• [REQUIRED TASK]: Isolate every line in the records below with "ponts" in it.

(Saved entries)
--*--

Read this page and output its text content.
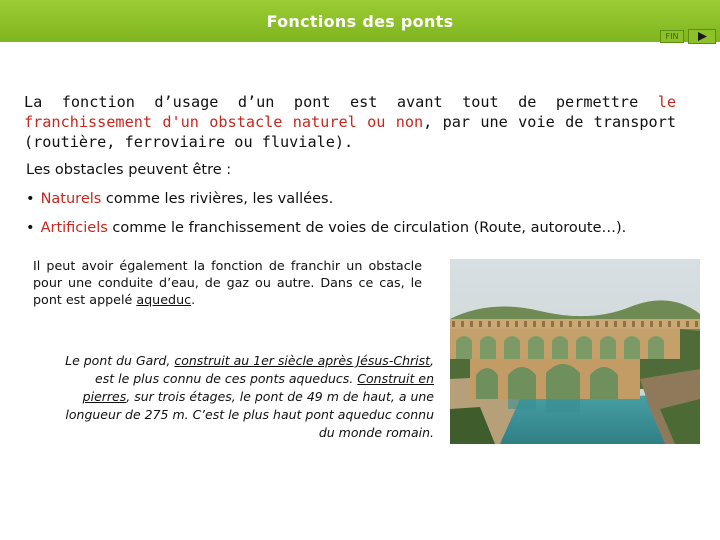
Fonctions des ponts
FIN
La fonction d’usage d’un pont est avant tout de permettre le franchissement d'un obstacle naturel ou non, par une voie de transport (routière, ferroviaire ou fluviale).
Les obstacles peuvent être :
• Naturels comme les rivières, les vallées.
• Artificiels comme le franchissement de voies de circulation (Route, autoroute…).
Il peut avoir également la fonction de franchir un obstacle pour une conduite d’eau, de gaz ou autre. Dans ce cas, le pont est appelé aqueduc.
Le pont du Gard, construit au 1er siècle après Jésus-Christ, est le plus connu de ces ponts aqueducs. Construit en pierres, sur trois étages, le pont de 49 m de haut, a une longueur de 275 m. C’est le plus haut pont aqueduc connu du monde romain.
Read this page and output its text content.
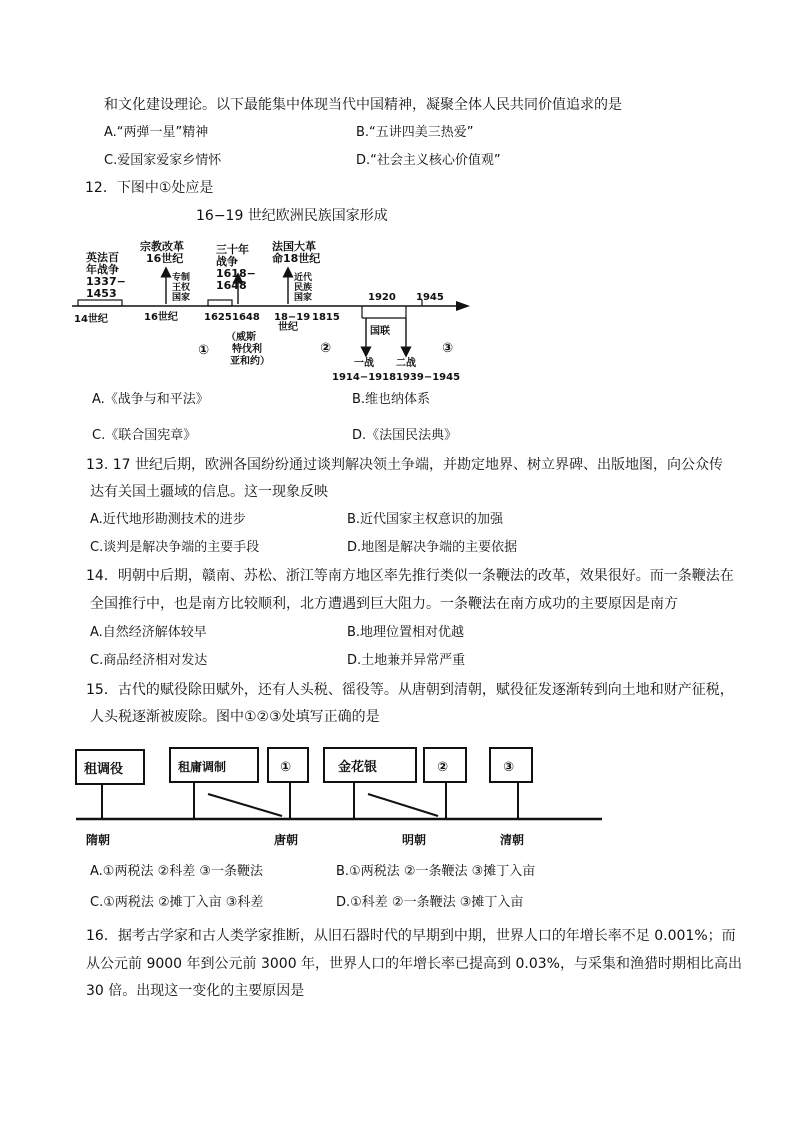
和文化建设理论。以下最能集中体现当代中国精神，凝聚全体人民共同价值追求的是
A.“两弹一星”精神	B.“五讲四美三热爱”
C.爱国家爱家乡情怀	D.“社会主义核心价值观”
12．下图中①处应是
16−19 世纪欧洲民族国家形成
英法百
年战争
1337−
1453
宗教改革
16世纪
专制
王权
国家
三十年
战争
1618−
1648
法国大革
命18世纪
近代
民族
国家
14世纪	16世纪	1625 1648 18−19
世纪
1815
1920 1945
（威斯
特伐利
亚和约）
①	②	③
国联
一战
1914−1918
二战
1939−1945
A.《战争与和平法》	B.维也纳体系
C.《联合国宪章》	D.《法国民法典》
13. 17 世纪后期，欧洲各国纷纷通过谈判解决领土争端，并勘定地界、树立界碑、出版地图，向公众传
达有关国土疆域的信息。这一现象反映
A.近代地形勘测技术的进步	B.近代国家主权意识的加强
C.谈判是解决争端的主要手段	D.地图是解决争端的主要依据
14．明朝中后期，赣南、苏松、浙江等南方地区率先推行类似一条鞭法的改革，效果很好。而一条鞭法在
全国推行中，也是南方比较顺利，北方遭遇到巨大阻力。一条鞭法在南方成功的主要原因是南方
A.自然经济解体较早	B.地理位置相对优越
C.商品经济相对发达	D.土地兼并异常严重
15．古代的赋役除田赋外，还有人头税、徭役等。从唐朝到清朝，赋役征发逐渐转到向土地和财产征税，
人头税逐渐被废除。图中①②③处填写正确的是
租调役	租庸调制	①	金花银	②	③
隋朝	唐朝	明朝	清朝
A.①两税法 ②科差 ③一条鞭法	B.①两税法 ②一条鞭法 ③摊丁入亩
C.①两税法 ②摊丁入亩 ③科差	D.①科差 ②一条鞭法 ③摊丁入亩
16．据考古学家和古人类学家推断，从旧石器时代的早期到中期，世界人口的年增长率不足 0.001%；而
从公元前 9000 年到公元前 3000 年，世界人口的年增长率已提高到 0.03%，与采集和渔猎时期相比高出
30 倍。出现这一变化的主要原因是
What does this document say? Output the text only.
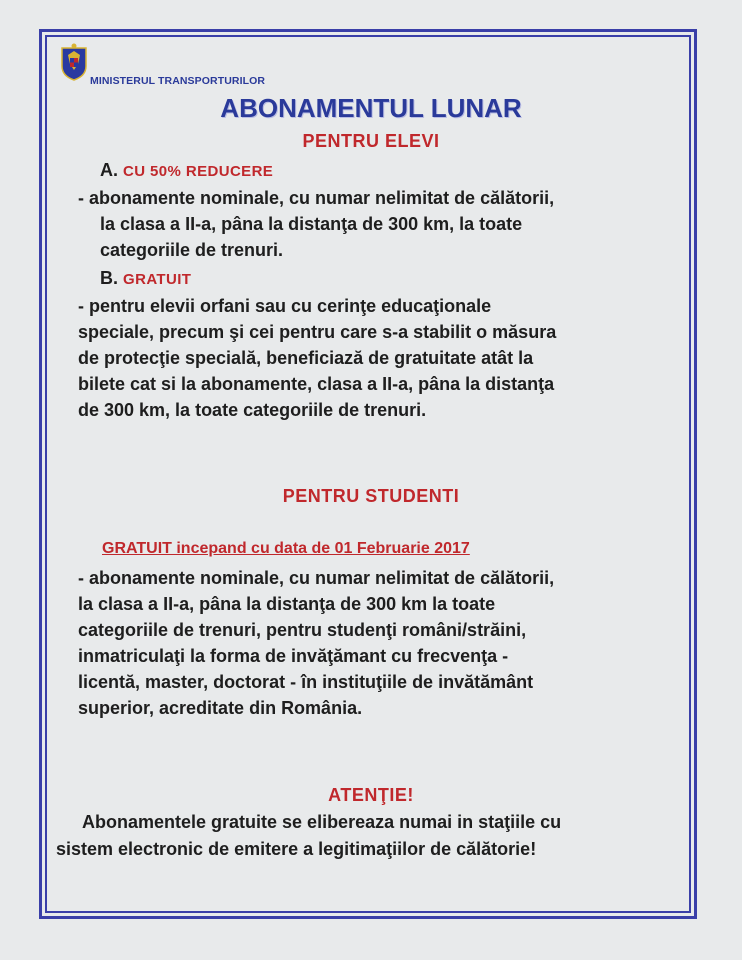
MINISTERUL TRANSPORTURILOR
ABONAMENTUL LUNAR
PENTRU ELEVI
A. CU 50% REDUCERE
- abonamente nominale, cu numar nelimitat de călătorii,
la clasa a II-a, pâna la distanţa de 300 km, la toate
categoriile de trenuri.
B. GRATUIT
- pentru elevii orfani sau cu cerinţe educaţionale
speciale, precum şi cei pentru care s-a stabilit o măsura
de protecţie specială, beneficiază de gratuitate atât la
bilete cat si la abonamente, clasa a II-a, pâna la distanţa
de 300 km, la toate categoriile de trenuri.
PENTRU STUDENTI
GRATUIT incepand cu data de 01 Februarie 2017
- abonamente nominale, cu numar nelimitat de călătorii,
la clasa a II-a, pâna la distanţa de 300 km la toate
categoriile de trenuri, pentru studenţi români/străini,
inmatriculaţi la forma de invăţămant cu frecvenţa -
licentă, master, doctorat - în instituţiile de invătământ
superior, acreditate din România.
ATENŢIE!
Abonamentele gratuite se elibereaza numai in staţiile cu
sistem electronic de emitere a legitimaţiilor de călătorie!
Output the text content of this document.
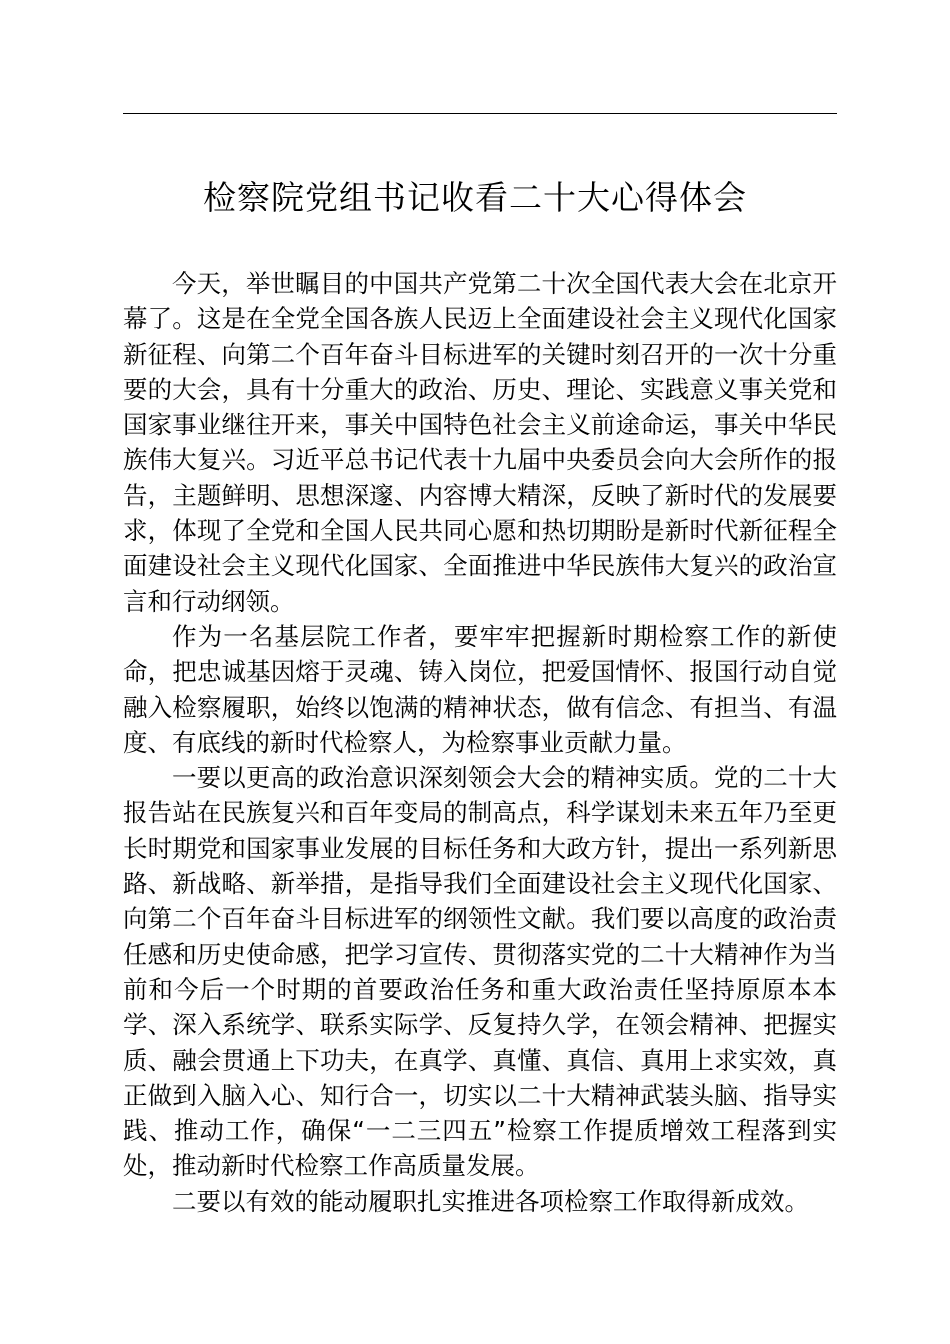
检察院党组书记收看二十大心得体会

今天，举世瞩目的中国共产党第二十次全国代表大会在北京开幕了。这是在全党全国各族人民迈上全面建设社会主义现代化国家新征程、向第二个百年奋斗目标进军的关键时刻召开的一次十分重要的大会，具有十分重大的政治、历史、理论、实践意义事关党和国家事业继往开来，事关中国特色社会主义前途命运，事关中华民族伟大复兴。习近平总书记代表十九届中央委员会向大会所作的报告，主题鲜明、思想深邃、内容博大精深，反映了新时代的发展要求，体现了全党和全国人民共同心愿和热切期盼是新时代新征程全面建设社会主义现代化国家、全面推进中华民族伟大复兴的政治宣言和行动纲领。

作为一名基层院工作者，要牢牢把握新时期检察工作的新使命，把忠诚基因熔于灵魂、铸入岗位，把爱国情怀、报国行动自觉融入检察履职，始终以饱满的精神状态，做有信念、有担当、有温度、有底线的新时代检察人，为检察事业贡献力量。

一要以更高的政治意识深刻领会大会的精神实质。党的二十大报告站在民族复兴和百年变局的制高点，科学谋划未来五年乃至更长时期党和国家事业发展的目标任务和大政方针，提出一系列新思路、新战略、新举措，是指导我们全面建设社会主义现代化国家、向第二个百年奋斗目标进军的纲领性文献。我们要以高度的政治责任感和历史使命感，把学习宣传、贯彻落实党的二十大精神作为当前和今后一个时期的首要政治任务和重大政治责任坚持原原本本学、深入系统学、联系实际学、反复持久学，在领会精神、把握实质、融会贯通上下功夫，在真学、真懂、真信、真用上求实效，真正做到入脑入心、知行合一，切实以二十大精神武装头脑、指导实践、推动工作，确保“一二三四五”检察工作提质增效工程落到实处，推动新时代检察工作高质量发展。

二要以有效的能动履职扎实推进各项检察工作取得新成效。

--*--

• [SOLUTION FOR THIS TASK]:
Fonctions des ponts
Le pont du Gard, construit au 1er siècle après Jésus-Christ, est le plus connu de ces ponts aqueducs. Construit en pierres, sur trois étages, le pont de 49 m de haut, a une longueur de 275 m. C’est le plus haut pont aqueduc connu du monde romain.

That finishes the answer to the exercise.